::: Material supplied :::

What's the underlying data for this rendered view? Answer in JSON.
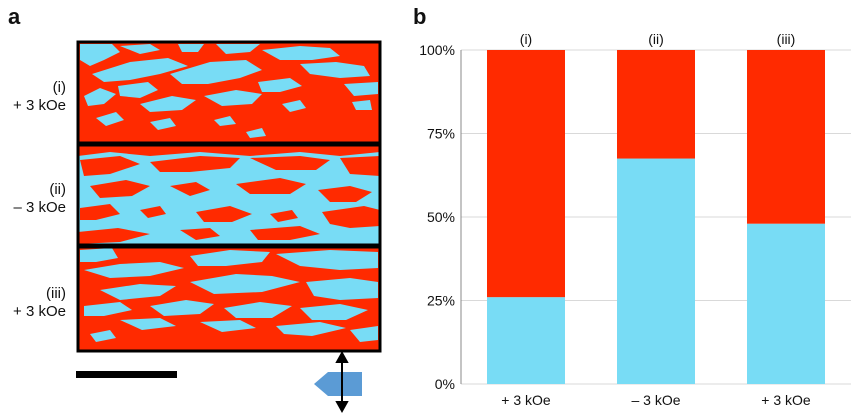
{
  "panel_a": {
    "letter": "a",
    "rows": [
      {
        "index_label": "(i)",
        "field_label": "+ 3 kOe"
      },
      {
        "index_label": "(ii)",
        "field_label": "– 3 kOe"
      },
      {
        "index_label": "(iii)",
        "field_label": "+ 3 kOe"
      }
    ],
    "colors": {
      "red": "#ff2a00",
      "cyan": "#78dcf5",
      "frame": "#000000",
      "arrow_fill": "#5b9bd5"
    }
  },
  "chart_data": {
    "type": "bar",
    "stacked": true,
    "panel_letter": "b",
    "categories": [
      "+ 3 kOe",
      "– 3 kOe",
      "+ 3 kOe"
    ],
    "top_labels": [
      "(i)",
      "(ii)",
      "(iii)"
    ],
    "series": [
      {
        "values": [
          26,
          67.5,
          48
        ],
        "color": "#78dcf5"
      },
      {
        "values": [
          74,
          32.5,
          52
        ],
        "color": "#ff2a00"
      }
    ],
    "yticks": [
      "0%",
      "25%",
      "50%",
      "75%",
      "100%"
    ],
    "ylim": [
      0,
      100
    ],
    "grid": true
  }
}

:::

§ **Your instructions**: Retype every record above exactly as written, but leave out the pictures.

§ **Answer to this exercise**:
What's the underlying data for this rendered view? Answer in JSON.
{
  "panel_a": {
    "letter": "a",
    "rows": [
      {
        "index_label": "(i)",
        "field_label": "+ 3 kOe"
      },
      {
        "index_label": "(ii)",
        "field_label": "– 3 kOe"
      },
      {
        "index_label": "(iii)",
        "field_label": "+ 3 kOe"
      }
    ],
    "colors": {
      "red": "#ff2a00",
      "cyan": "#78dcf5",
      "frame": "#000000",
      "arrow_fill": "#5b9bd5"
    }
  },
  "chart_data": {
    "type": "bar",
    "stacked": true,
    "panel_letter": "b",
    "categories": [
      "+ 3 kOe",
      "– 3 kOe",
      "+ 3 kOe"
    ],
    "top_labels": [
      "(i)",
      "(ii)",
      "(iii)"
    ],
    "series": [
      {
        "values": [
          26,
          67.5,
          48
        ],
        "color": "#78dcf5"
      },
      {
        "values": [
          74,
          32.5,
          52
        ],
        "color": "#ff2a00"
      }
    ],
    "yticks": [
      "0%",
      "25%",
      "50%",
      "75%",
      "100%"
    ],
    "ylim": [
      0,
      100
    ],
    "grid": true
  }
}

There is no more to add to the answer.